— begin STORED DATA —

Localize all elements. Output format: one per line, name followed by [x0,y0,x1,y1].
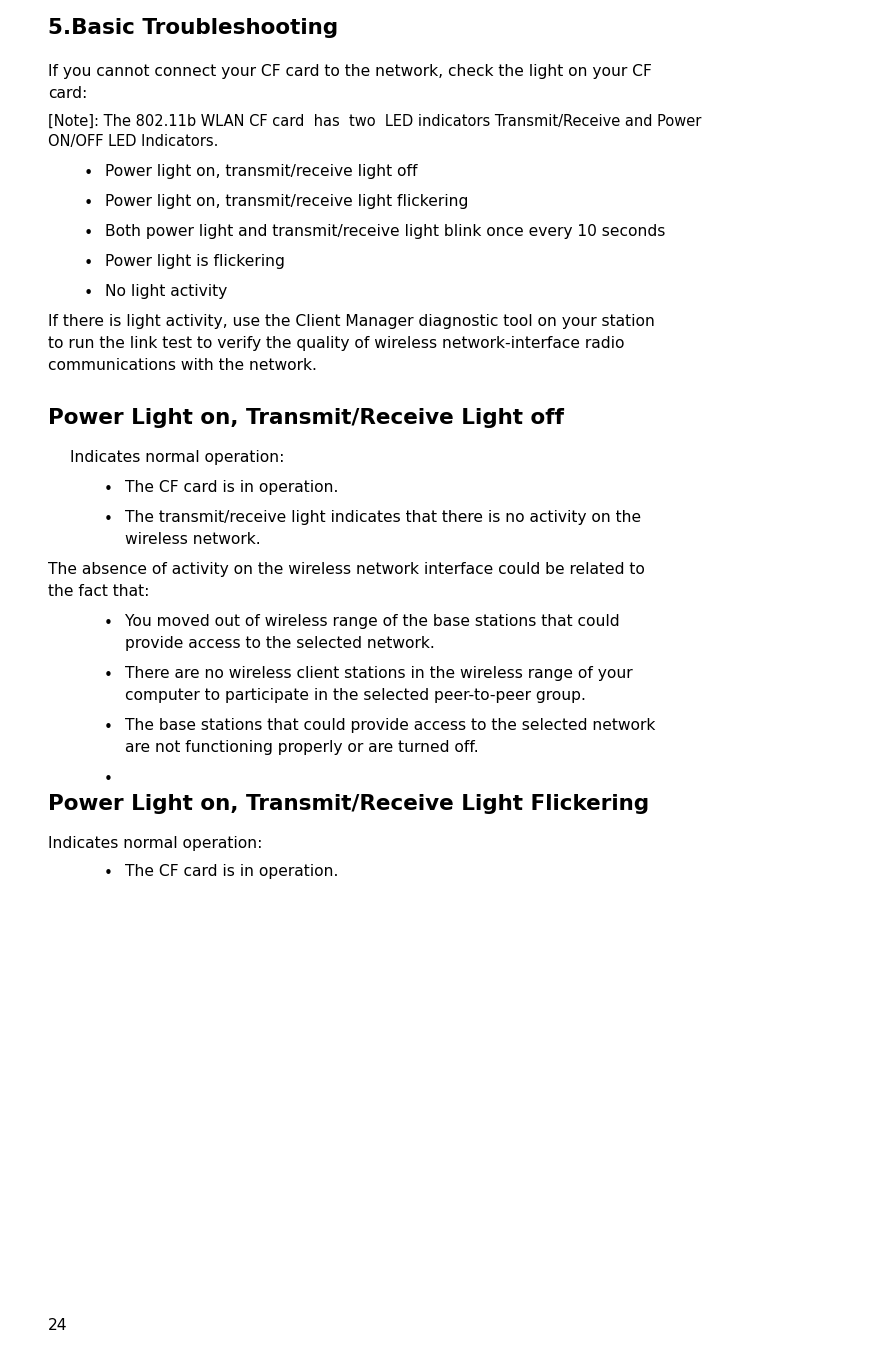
Text: [Note]: The 802.11b WLAN CF card  has  two  LED indicators Transmit/Receive and : [Note]: The 802.11b WLAN CF card has two… [48,114,701,129]
Text: Both power light and transmit/receive light blink once every 10 seconds: Both power light and transmit/receive li… [105,224,665,238]
Text: •: • [103,482,113,497]
Text: The transmit/receive light indicates that there is no activity on the: The transmit/receive light indicates tha… [125,511,642,525]
Text: The absence of activity on the wireless network interface could be related to: The absence of activity on the wireless … [48,562,645,577]
Text: If there is light activity, use the Client Manager diagnostic tool on your stati: If there is light activity, use the Clie… [48,314,655,329]
Text: •: • [83,166,93,180]
Text: wireless network.: wireless network. [125,532,260,547]
Text: Indicates normal operation:: Indicates normal operation: [70,450,284,465]
Text: No light activity: No light activity [105,284,227,299]
Text: are not functioning properly or are turned off.: are not functioning properly or are turn… [125,740,479,756]
Text: Power light on, transmit/receive light flickering: Power light on, transmit/receive light f… [105,194,468,209]
Text: •: • [103,616,113,630]
Text: computer to participate in the selected peer-to-peer group.: computer to participate in the selected … [125,688,586,703]
Text: There are no wireless client stations in the wireless range of your: There are no wireless client stations in… [125,665,633,682]
Text: communications with the network.: communications with the network. [48,358,317,373]
Text: Indicates normal operation:: Indicates normal operation: [48,836,262,851]
Text: You moved out of wireless range of the base stations that could: You moved out of wireless range of the b… [125,614,620,629]
Text: Power light is flickering: Power light is flickering [105,255,285,269]
Text: •: • [83,226,93,241]
Text: •: • [103,721,113,735]
Text: 24: 24 [48,1317,67,1334]
Text: •: • [103,512,113,527]
Text: The base stations that could provide access to the selected network: The base stations that could provide acc… [125,718,656,733]
Text: Power Light on, Transmit/Receive Light Flickering: Power Light on, Transmit/Receive Light F… [48,793,649,814]
Text: Power light on, transmit/receive light off: Power light on, transmit/receive light o… [105,164,418,179]
Text: ON/OFF LED Indicators.: ON/OFF LED Indicators. [48,133,218,150]
Text: the fact that:: the fact that: [48,585,149,599]
Text: •: • [83,197,93,211]
Text: 5.Basic Troubleshooting: 5.Basic Troubleshooting [48,18,338,38]
Text: •: • [83,256,93,271]
Text: •: • [83,286,93,300]
Text: Power Light on, Transmit/Receive Light off: Power Light on, Transmit/Receive Light o… [48,408,564,428]
Text: •: • [103,772,113,787]
Text: •: • [103,866,113,881]
Text: If you cannot connect your CF card to the network, check the light on your CF: If you cannot connect your CF card to th… [48,65,652,79]
Text: •: • [103,668,113,683]
Text: provide access to the selected network.: provide access to the selected network. [125,636,434,651]
Text: to run the link test to verify the quality of wireless network-interface radio: to run the link test to verify the quali… [48,335,625,352]
Text: The CF card is in operation.: The CF card is in operation. [125,480,338,494]
Text: The CF card is in operation.: The CF card is in operation. [125,863,338,880]
Text: card:: card: [48,86,87,101]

— end STORED DATA —

GIVEN EXERCISE >> Copy every line of the entries above word for word, leaving out the pictures.

OUTPUT BELOW >>
Localize all elements. Output format: one per line, name followed by [x0,y0,x1,y1].
Text: [Note]: The 802.11b WLAN CF card  has  two  LED indicators Transmit/Receive and : [Note]: The 802.11b WLAN CF card has two… [48,114,701,129]
Text: Both power light and transmit/receive light blink once every 10 seconds: Both power light and transmit/receive li… [105,224,665,238]
Text: •: • [103,482,113,497]
Text: The transmit/receive light indicates that there is no activity on the: The transmit/receive light indicates tha… [125,511,642,525]
Text: The absence of activity on the wireless network interface could be related to: The absence of activity on the wireless … [48,562,645,577]
Text: If there is light activity, use the Client Manager diagnostic tool on your stati: If there is light activity, use the Clie… [48,314,655,329]
Text: •: • [83,166,93,180]
Text: wireless network.: wireless network. [125,532,260,547]
Text: Indicates normal operation:: Indicates normal operation: [70,450,284,465]
Text: No light activity: No light activity [105,284,227,299]
Text: are not functioning properly or are turned off.: are not functioning properly or are turn… [125,740,479,756]
Text: Power light on, transmit/receive light flickering: Power light on, transmit/receive light f… [105,194,468,209]
Text: •: • [103,616,113,630]
Text: computer to participate in the selected peer-to-peer group.: computer to participate in the selected … [125,688,586,703]
Text: There are no wireless client stations in the wireless range of your: There are no wireless client stations in… [125,665,633,682]
Text: communications with the network.: communications with the network. [48,358,317,373]
Text: Indicates normal operation:: Indicates normal operation: [48,836,262,851]
Text: You moved out of wireless range of the base stations that could: You moved out of wireless range of the b… [125,614,620,629]
Text: Power light is flickering: Power light is flickering [105,255,285,269]
Text: •: • [83,226,93,241]
Text: •: • [103,721,113,735]
Text: 24: 24 [48,1317,67,1334]
Text: •: • [103,512,113,527]
Text: The base stations that could provide access to the selected network: The base stations that could provide acc… [125,718,656,733]
Text: Power Light on, Transmit/Receive Light Flickering: Power Light on, Transmit/Receive Light F… [48,793,649,814]
Text: Power light on, transmit/receive light off: Power light on, transmit/receive light o… [105,164,418,179]
Text: ON/OFF LED Indicators.: ON/OFF LED Indicators. [48,133,218,150]
Text: the fact that:: the fact that: [48,585,149,599]
Text: •: • [83,197,93,211]
Text: 5.Basic Troubleshooting: 5.Basic Troubleshooting [48,18,338,38]
Text: •: • [83,256,93,271]
Text: •: • [83,286,93,300]
Text: Power Light on, Transmit/Receive Light off: Power Light on, Transmit/Receive Light o… [48,408,564,428]
Text: •: • [103,772,113,787]
Text: •: • [103,866,113,881]
Text: If you cannot connect your CF card to the network, check the light on your CF: If you cannot connect your CF card to th… [48,65,652,79]
Text: •: • [103,668,113,683]
Text: provide access to the selected network.: provide access to the selected network. [125,636,434,651]
Text: to run the link test to verify the quality of wireless network-interface radio: to run the link test to verify the quali… [48,335,625,352]
Text: The CF card is in operation.: The CF card is in operation. [125,480,338,494]
Text: The CF card is in operation.: The CF card is in operation. [125,863,338,880]
Text: card:: card: [48,86,87,101]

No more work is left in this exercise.